- Given entries:
· · · · · · ·
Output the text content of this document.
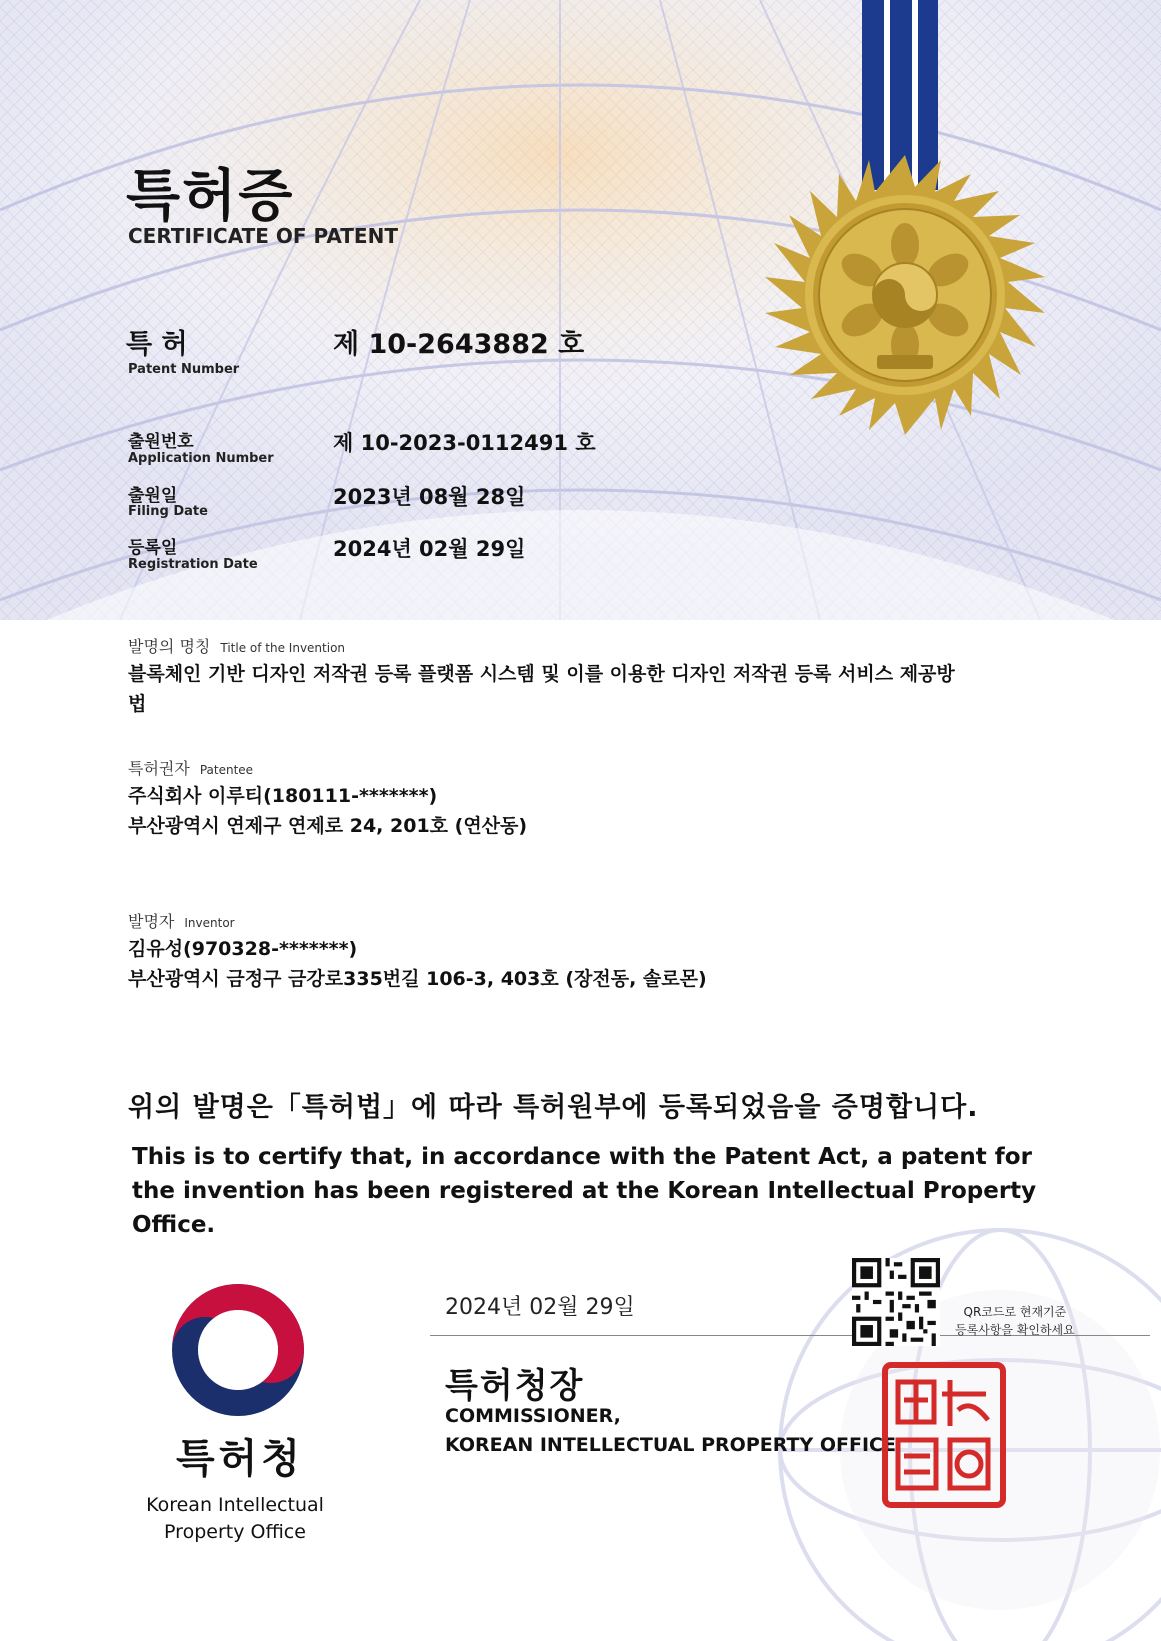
특허증
CERTIFICATE OF PATENT
특 허
Patent Number
제 10-2643882 호
출원번호
Application Number
제 10-2023-0112491 호
출원일
Filing Date
2023년 08월 28일
등록일
Registration Date
2024년 02월 29일
발명의 명칭 Title of the Invention
블록체인 기반 디자인 저작권 등록 플랫폼 시스템 및 이를 이용한 디자인 저작권 등록 서비스 제공방
법
특허권자 Patentee
주식회사 이루티(180111-*******)
부산광역시 연제구 연제로 24, 201호 (연산동)
발명자 Inventor
김유성(970328-*******)
부산광역시 금정구 금강로335번길 106-3, 403호 (장전동, 솔로몬)
위의 발명은「특허법」에 따라 특허원부에 등록되었음을 증명합니다.
This is to certify that, in accordance with the Patent Act, a patent for the invention has been registered at the Korean Intellectual Property Office.
2024년 02월 29일
특허청장
COMMISSIONER,
KOREAN INTELLECTUAL PROPERTY OFFICE
QR코드로 현재기준
등록사항을 확인하세요
특허청
Korean Intellectual
Property Office
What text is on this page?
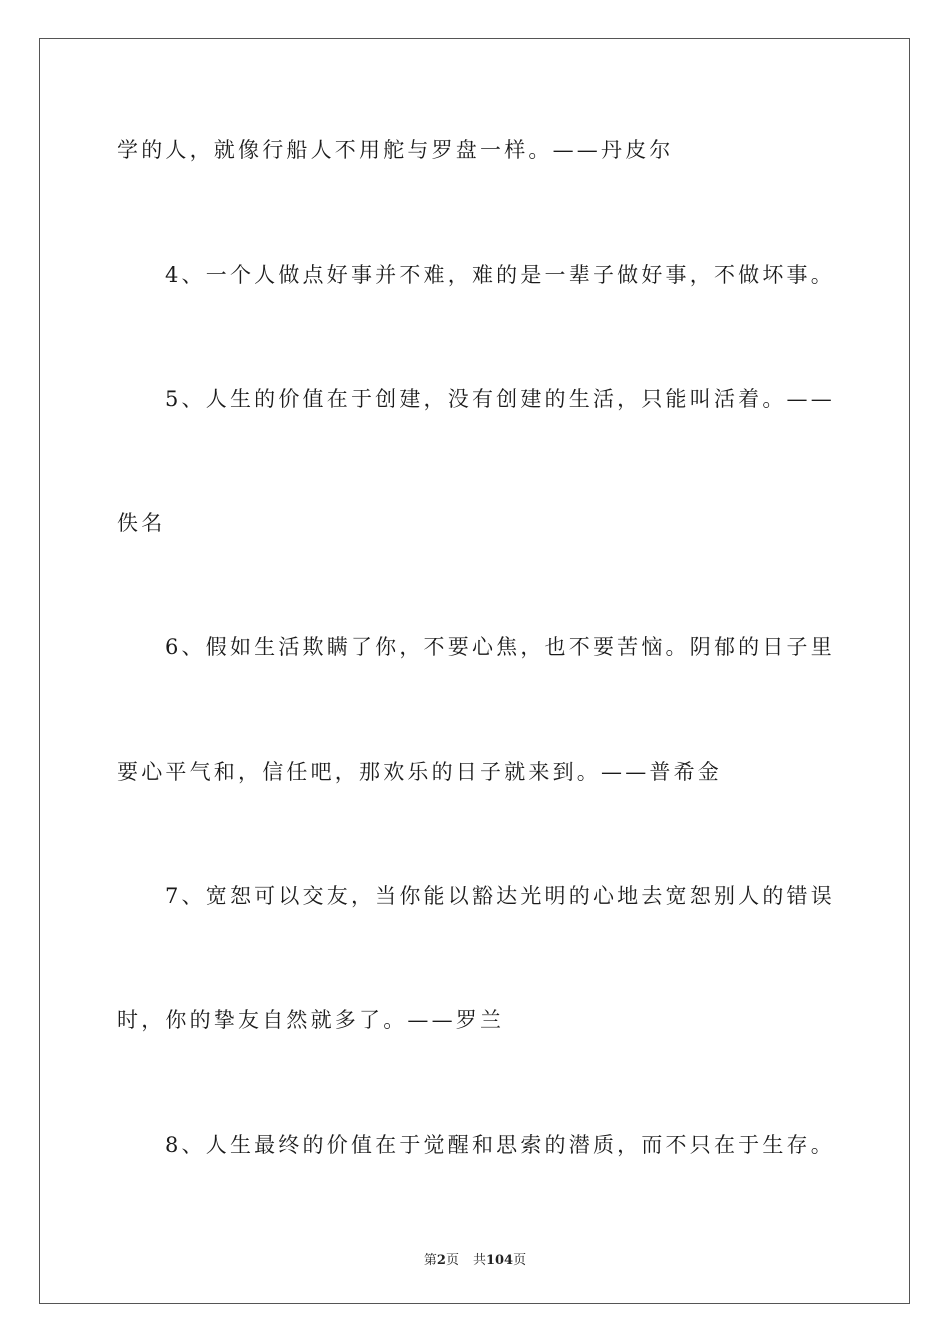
学的人，就像行船人不用舵与罗盘一样。——丹皮尔
4、一个人做点好事并不难，难的是一辈子做好事，不做坏事。
5、人生的价值在于创建，没有创建的生活，只能叫活着。——
佚名
6、假如生活欺瞒了你，不要心焦，也不要苦恼。阴郁的日子里
要心平气和，信任吧，那欢乐的日子就来到。——普希金
7、宽恕可以交友，当你能以豁达光明的心地去宽恕别人的错误
时，你的挚友自然就多了。——罗兰
8、人生最终的价值在于觉醒和思索的潜质，而不只在于生存。
第2页 共104页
· · · · · · ·
- Problem to work on: Transcribe every record above exactly as written, leaving out any pictures.

- Response to this exercise:
Output the text content of this document.
특허증
CERTIFICATE OF PATENT
특 허
Patent Number
제 10-2643882 호
출원번호
Application Number
제 10-2023-0112491 호
출원일
Filing Date
2023년 08월 28일
등록일
Registration Date
2024년 02월 29일
발명의 명칭 Title of the Invention
블록체인 기반 디자인 저작권 등록 플랫폼 시스템 및 이를 이용한 디자인 저작권 등록 서비스 제공방
법
특허권자 Patentee
주식회사 이루티(180111-*******)
부산광역시 연제구 연제로 24, 201호 (연산동)
발명자 Inventor
김유성(970328-*******)
부산광역시 금정구 금강로335번길 106-3, 403호 (장전동, 솔로몬)
위의 발명은「특허법」에 따라 특허원부에 등록되었음을 증명합니다.
This is to certify that, in accordance with the Patent Act, a patent for the invention has been registered at the Korean Intellectual Property Office.
2024년 02월 29일
특허청장
COMMISSIONER,
KOREAN INTELLECTUAL PROPERTY OFFICE
QR코드로 현재기준
등록사항을 확인하세요
특허청
Korean Intellectual
Property Office
What text is on this page?
学的人，就像行船人不用舵与罗盘一样。——丹皮尔
4、一个人做点好事并不难，难的是一辈子做好事，不做坏事。
5、人生的价值在于创建，没有创建的生活，只能叫活着。——
佚名
6、假如生活欺瞒了你，不要心焦，也不要苦恼。阴郁的日子里
要心平气和，信任吧，那欢乐的日子就来到。——普希金
7、宽恕可以交友，当你能以豁达光明的心地去宽恕别人的错误
时，你的挚友自然就多了。——罗兰
8、人生最终的价值在于觉醒和思索的潜质，而不只在于生存。
第2页 共104页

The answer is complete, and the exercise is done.